--- Begin GIVEN DATA ---
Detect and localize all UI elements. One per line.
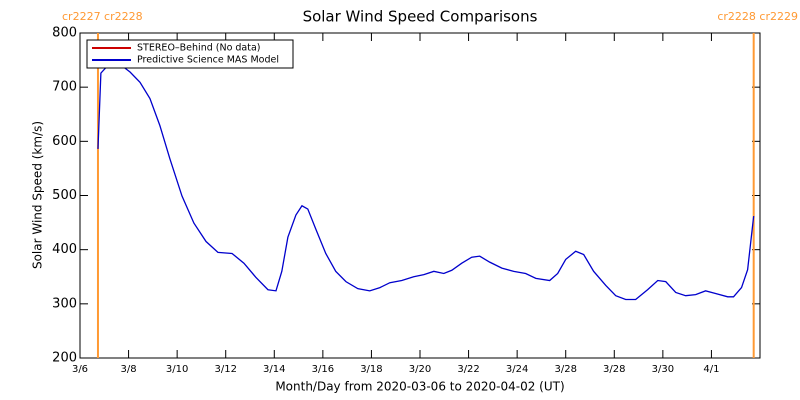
x-tick-label: 3/8 bbox=[121, 364, 137, 375]
x-tick-label: 3/30 bbox=[652, 364, 674, 375]
chart-title: Solar Wind Speed Comparisons bbox=[303, 8, 538, 26]
legend-label: STEREO–Behind (No data) bbox=[137, 43, 261, 54]
y-axis-label: Solar Wind Speed (km/s) bbox=[31, 121, 45, 269]
carrington-label: cr2227 cr2228 bbox=[62, 10, 143, 23]
x-tick-label: 3/24 bbox=[506, 364, 528, 375]
x-tick-label: 3/16 bbox=[312, 364, 334, 375]
x-tick-label: 3/28 bbox=[603, 364, 625, 375]
x-tick-label: 3/18 bbox=[360, 364, 382, 375]
x-tick-label: 3/10 bbox=[166, 364, 188, 375]
data-line bbox=[97, 62, 755, 301]
x-tick-label: 3/14 bbox=[263, 364, 285, 375]
y-tick-label: 600 bbox=[52, 134, 77, 149]
x-tick-label: 3/22 bbox=[457, 364, 479, 375]
y-tick-label: 400 bbox=[52, 242, 77, 257]
y-tick-label: 700 bbox=[52, 80, 77, 95]
x-axis-label: Month/Day from 2020-03-06 to 2020-04-02 … bbox=[275, 380, 564, 394]
legend-label: Predictive Science MAS Model bbox=[137, 55, 279, 66]
legend-box bbox=[86, 39, 294, 69]
x-tick-label: 3/20 bbox=[409, 364, 431, 375]
y-tick-label: 300 bbox=[52, 296, 77, 311]
y-tick-label: 800 bbox=[52, 26, 77, 41]
x-tick-label: 3/12 bbox=[214, 364, 236, 375]
x-tick-label: 3/28 bbox=[554, 364, 576, 375]
x-tick-label: 3/6 bbox=[72, 364, 88, 375]
carrington-label: cr2228 cr2229 bbox=[717, 10, 798, 23]
y-tick-label: 200 bbox=[52, 351, 77, 366]
y-tick-label: 500 bbox=[52, 188, 77, 203]
x-tick-label: 4/1 bbox=[703, 364, 719, 375]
--- End GIVEN DATA ---
▶ **WHAT YOU NEED TO DO**
Copy every line of the material above word for word. Leave out the pictures.

▶ **EXPECTED ANSWER**
Detect and localize all UI elements. One per line.
x-tick-label: 3/8 bbox=[121, 364, 137, 375]
x-tick-label: 3/30 bbox=[652, 364, 674, 375]
chart-title: Solar Wind Speed Comparisons bbox=[303, 8, 538, 26]
legend-label: STEREO–Behind (No data) bbox=[137, 43, 261, 54]
y-axis-label: Solar Wind Speed (km/s) bbox=[31, 121, 45, 269]
carrington-label: cr2227 cr2228 bbox=[62, 10, 143, 23]
x-tick-label: 3/24 bbox=[506, 364, 528, 375]
x-tick-label: 3/16 bbox=[312, 364, 334, 375]
x-tick-label: 3/28 bbox=[603, 364, 625, 375]
x-tick-label: 3/18 bbox=[360, 364, 382, 375]
x-tick-label: 3/10 bbox=[166, 364, 188, 375]
data-line bbox=[97, 62, 755, 301]
x-tick-label: 3/14 bbox=[263, 364, 285, 375]
y-tick-label: 600 bbox=[52, 134, 77, 149]
x-tick-label: 3/22 bbox=[457, 364, 479, 375]
y-tick-label: 400 bbox=[52, 242, 77, 257]
y-tick-label: 700 bbox=[52, 80, 77, 95]
x-axis-label: Month/Day from 2020-03-06 to 2020-04-02 … bbox=[275, 380, 564, 394]
legend-label: Predictive Science MAS Model bbox=[137, 55, 279, 66]
legend-box bbox=[86, 39, 294, 69]
x-tick-label: 3/20 bbox=[409, 364, 431, 375]
y-tick-label: 300 bbox=[52, 296, 77, 311]
y-tick-label: 800 bbox=[52, 26, 77, 41]
x-tick-label: 3/12 bbox=[214, 364, 236, 375]
x-tick-label: 3/28 bbox=[554, 364, 576, 375]
x-tick-label: 3/6 bbox=[72, 364, 88, 375]
carrington-label: cr2228 cr2229 bbox=[717, 10, 798, 23]
y-tick-label: 200 bbox=[52, 351, 77, 366]
y-tick-label: 500 bbox=[52, 188, 77, 203]
x-tick-label: 4/1 bbox=[703, 364, 719, 375]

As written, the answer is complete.